Some records:
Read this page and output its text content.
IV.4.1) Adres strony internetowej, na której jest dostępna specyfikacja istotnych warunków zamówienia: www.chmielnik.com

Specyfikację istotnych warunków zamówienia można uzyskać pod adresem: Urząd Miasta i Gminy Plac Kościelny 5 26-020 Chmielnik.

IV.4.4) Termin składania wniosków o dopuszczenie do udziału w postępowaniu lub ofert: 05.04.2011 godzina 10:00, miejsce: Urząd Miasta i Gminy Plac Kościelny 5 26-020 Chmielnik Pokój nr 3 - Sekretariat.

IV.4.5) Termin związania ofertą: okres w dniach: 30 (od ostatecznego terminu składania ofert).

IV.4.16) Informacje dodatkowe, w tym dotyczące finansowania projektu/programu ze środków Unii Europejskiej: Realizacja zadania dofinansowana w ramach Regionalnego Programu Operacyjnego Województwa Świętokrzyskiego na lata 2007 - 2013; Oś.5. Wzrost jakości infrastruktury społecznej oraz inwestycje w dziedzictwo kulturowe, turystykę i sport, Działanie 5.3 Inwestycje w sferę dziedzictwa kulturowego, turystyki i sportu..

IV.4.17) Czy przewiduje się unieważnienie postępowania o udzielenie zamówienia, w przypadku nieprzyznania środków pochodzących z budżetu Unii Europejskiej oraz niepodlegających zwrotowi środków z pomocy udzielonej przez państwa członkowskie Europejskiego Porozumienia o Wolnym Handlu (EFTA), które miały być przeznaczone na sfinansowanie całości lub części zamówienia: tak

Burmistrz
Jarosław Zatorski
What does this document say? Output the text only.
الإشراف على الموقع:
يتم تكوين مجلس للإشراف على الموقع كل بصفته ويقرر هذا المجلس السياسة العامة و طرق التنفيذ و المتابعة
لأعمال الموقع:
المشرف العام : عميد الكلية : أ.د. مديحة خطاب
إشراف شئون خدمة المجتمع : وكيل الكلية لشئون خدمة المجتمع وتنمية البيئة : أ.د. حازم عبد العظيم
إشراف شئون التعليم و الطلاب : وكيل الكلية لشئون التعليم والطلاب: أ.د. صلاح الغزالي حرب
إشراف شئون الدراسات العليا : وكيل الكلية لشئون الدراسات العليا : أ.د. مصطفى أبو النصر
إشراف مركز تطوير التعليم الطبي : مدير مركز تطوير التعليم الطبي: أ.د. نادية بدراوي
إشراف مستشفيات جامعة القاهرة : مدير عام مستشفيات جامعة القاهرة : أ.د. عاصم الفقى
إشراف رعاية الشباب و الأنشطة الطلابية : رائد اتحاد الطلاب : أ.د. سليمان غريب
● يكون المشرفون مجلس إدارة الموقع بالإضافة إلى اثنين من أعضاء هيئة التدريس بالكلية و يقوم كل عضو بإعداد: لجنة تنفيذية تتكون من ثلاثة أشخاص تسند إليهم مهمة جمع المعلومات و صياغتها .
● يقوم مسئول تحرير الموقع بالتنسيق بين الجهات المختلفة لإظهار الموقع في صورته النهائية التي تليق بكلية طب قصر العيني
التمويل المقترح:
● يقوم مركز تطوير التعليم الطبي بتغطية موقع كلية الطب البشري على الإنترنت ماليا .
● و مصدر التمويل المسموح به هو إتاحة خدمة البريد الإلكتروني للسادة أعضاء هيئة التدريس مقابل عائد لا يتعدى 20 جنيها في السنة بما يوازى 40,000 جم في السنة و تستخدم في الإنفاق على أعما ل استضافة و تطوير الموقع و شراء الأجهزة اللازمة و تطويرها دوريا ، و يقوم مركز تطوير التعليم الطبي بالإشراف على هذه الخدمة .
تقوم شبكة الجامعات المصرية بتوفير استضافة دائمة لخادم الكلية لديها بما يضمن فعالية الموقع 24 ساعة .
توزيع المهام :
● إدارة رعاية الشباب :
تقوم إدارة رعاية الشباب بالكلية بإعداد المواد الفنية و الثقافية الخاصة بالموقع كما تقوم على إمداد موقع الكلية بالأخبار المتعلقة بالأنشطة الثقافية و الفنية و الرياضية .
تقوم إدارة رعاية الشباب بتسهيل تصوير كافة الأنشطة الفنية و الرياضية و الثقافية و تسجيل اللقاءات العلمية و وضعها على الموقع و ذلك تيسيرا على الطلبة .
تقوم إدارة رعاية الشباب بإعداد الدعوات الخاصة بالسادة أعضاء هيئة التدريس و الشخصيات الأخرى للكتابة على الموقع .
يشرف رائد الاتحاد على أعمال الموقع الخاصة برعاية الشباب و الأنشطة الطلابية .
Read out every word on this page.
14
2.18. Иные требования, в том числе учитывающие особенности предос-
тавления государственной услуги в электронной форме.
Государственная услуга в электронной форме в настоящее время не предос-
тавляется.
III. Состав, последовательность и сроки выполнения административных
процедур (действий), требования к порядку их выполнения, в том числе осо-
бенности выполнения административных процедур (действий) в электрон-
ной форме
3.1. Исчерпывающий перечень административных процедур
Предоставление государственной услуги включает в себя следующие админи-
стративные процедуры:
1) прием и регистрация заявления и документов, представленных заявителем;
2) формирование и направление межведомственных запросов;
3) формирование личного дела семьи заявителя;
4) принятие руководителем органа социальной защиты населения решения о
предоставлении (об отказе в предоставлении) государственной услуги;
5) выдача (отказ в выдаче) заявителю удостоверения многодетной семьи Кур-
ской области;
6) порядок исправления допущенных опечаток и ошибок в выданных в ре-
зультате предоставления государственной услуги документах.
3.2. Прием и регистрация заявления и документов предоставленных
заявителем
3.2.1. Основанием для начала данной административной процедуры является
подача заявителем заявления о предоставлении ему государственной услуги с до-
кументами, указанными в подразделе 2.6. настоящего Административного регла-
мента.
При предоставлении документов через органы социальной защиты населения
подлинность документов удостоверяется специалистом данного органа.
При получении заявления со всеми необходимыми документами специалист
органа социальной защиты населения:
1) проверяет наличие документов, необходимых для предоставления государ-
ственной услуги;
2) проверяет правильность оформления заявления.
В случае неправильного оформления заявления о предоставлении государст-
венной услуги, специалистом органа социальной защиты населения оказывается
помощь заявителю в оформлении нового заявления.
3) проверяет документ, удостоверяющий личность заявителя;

■ Your task ■
Collect every line from the records above that contains the word "التدريس".

■ Answer to this task ■
● يكون المشرفون مجلس إدارة الموقع بالإضافة إلى اثنين من أعضاء هيئة التدريس بالكلية و يقوم كل عضو بإعداد: لجنة تنفيذية تتكون من ثلاثة أشخاص تسند إليهم مهمة جمع المعلومات و صياغتها .
● و مصدر التمويل المسموح به هو إتاحة خدمة البريد الإلكتروني للسادة أعضاء هيئة التدريس مقابل عائد لا يتعدى 20 جنيها في السنة بما يوازى 40,000 جم في السنة و تستخدم في الإنفاق على أعما ل استضافة و تطوير الموقع و شراء الأجهزة اللازمة و تطويرها دوريا ، و يقوم مركز تطوير التعليم الطبي بالإشراف على هذه الخدمة .
تقوم إدارة رعاية الشباب بإعداد الدعوات الخاصة بالسادة أعضاء هيئة التدريس و الشخصيات الأخرى للكتابة على الموقع .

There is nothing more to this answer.